| Requirement |
Look through the material below and give the number of lines holding "NVIDIA", with no other words.

-- start Provided information --

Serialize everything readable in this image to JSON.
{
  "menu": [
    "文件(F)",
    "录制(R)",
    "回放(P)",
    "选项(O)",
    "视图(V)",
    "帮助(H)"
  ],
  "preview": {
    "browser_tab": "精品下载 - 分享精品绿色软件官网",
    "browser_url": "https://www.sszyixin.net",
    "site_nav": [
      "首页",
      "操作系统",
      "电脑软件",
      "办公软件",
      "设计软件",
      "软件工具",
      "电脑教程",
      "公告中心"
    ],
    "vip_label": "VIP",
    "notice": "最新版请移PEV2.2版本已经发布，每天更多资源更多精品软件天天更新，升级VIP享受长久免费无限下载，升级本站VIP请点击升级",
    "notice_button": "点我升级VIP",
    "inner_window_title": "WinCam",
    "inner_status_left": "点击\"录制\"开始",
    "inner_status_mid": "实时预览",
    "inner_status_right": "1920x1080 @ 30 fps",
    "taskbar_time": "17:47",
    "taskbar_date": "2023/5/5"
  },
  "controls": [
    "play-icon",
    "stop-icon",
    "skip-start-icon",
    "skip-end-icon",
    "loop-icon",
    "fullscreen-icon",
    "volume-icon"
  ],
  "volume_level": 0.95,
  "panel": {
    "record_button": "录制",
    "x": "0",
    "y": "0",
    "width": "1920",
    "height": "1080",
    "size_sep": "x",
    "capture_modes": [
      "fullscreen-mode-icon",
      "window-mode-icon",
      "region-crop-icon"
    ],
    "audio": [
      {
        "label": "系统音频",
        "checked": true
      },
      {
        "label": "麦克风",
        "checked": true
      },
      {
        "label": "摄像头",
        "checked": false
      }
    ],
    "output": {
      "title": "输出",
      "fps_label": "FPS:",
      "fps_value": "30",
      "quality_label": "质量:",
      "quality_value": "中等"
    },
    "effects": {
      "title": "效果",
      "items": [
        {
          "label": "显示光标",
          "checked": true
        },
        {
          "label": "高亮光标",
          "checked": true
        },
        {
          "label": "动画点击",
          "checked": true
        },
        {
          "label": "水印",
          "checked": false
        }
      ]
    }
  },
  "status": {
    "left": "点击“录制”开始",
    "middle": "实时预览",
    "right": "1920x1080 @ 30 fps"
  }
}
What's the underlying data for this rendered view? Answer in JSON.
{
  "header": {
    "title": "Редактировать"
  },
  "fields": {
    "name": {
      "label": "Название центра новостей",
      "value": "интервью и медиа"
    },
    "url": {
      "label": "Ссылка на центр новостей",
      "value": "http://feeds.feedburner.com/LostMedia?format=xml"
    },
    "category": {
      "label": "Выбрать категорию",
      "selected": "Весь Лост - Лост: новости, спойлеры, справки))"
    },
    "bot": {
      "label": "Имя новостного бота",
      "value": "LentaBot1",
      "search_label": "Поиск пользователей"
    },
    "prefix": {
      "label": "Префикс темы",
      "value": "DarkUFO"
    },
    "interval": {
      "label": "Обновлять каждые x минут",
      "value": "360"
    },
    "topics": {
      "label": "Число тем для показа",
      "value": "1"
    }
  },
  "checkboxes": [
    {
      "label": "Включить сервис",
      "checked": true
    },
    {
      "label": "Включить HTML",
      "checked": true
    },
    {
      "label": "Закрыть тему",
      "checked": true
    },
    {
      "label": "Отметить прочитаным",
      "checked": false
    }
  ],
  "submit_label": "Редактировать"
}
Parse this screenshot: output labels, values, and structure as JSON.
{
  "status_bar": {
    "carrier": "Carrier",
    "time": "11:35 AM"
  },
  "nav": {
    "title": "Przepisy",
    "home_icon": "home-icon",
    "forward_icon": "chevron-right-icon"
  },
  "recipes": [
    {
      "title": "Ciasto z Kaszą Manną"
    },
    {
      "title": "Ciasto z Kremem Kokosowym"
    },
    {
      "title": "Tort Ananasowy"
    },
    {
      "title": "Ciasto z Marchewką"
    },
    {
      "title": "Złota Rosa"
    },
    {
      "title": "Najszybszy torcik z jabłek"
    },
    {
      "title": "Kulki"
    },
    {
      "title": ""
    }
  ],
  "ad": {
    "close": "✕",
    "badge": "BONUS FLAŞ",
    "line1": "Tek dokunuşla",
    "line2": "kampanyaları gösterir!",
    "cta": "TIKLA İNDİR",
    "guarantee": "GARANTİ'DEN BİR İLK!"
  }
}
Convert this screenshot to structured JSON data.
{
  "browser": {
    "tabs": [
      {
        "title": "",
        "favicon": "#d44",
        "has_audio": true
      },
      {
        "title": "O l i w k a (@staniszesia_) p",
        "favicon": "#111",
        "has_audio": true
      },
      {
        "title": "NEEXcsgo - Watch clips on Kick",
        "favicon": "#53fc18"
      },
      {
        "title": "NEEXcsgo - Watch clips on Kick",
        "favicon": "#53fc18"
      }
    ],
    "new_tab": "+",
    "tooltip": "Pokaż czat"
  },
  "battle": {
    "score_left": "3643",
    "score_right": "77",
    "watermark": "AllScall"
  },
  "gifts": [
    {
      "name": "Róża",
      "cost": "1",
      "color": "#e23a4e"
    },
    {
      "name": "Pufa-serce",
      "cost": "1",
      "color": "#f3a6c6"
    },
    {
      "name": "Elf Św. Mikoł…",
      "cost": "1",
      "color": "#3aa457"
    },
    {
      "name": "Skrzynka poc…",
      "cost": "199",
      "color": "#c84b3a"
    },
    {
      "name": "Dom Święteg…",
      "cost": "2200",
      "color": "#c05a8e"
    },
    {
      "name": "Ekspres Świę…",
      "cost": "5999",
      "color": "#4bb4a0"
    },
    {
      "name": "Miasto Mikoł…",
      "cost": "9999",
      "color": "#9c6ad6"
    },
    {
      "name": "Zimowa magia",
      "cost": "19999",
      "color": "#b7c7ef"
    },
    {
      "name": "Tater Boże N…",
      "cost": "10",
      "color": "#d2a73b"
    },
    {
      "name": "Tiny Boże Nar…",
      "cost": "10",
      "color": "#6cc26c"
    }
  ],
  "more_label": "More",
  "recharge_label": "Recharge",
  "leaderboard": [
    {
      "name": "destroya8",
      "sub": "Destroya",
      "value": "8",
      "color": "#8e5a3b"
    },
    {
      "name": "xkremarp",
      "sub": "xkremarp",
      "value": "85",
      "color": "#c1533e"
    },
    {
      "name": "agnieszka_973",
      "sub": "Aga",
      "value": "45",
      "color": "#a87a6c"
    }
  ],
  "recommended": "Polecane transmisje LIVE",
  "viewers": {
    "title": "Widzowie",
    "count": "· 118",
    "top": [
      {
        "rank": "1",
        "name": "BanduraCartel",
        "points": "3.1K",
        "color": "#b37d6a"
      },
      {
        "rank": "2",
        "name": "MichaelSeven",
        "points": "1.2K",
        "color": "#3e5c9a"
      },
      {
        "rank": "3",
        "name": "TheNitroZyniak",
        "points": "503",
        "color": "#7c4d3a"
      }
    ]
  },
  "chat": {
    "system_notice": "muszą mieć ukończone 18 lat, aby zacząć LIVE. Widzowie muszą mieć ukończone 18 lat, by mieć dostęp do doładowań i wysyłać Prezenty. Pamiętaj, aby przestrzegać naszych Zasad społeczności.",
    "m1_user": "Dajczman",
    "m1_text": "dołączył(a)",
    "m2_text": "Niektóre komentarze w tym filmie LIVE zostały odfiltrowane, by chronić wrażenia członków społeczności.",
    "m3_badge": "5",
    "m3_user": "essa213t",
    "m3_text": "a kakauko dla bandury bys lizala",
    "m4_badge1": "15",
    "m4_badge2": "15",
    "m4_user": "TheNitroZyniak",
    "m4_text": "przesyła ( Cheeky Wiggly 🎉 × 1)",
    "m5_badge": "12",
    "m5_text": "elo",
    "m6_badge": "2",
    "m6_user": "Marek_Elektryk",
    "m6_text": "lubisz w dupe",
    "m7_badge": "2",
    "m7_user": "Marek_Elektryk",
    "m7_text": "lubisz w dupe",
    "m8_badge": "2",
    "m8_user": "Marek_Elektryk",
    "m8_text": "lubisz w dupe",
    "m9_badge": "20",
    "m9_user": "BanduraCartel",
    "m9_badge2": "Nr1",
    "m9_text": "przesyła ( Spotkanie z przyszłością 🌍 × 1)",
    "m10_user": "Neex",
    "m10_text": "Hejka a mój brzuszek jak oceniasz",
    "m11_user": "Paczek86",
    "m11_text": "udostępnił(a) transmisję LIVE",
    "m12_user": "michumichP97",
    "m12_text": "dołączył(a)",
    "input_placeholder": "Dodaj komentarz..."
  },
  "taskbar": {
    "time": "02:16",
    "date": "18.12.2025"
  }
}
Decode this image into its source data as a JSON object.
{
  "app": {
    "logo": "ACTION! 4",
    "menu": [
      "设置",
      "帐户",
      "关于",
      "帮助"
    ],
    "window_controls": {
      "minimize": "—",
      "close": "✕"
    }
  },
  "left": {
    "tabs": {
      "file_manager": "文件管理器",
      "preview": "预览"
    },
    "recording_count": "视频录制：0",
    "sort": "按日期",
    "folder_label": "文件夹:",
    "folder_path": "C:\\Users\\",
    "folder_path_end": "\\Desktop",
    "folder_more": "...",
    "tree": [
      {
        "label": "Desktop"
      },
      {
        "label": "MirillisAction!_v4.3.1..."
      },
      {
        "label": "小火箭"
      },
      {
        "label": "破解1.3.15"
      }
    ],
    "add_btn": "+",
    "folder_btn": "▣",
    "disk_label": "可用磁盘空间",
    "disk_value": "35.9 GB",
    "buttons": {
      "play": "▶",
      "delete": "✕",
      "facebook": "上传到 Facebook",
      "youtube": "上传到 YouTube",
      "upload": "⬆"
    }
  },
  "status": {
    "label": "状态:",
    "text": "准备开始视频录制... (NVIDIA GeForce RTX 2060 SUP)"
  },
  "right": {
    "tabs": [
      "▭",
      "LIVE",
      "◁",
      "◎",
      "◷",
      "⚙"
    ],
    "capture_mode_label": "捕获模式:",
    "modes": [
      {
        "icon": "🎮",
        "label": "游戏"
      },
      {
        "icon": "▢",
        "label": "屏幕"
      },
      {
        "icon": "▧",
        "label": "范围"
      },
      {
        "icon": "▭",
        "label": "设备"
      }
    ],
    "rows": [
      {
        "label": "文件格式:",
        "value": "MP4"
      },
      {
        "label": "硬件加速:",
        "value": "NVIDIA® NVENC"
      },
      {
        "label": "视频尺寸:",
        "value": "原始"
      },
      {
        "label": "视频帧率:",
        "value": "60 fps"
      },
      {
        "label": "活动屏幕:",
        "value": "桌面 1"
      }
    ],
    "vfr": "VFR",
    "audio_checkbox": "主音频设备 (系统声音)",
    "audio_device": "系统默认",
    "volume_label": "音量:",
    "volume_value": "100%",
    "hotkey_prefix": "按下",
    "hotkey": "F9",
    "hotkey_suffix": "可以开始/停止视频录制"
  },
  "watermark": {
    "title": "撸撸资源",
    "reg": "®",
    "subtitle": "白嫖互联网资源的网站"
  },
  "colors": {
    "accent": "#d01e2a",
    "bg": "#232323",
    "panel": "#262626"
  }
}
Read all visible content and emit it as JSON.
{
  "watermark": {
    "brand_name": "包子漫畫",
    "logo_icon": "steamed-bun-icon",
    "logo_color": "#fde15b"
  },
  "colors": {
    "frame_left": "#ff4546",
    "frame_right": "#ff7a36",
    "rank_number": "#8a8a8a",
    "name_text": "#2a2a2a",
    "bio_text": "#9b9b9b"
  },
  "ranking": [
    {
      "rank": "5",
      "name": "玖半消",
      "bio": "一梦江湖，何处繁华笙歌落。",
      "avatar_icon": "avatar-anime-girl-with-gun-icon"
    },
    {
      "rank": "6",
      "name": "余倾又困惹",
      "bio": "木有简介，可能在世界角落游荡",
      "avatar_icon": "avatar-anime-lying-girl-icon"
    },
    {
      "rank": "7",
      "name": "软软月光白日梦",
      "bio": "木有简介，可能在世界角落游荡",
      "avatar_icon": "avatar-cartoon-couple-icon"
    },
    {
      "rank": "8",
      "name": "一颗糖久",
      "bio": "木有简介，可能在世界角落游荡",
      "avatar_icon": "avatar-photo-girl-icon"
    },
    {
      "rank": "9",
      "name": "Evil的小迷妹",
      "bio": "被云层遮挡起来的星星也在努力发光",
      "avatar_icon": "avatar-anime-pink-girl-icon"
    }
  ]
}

-- end Provided information --

| Solution |
2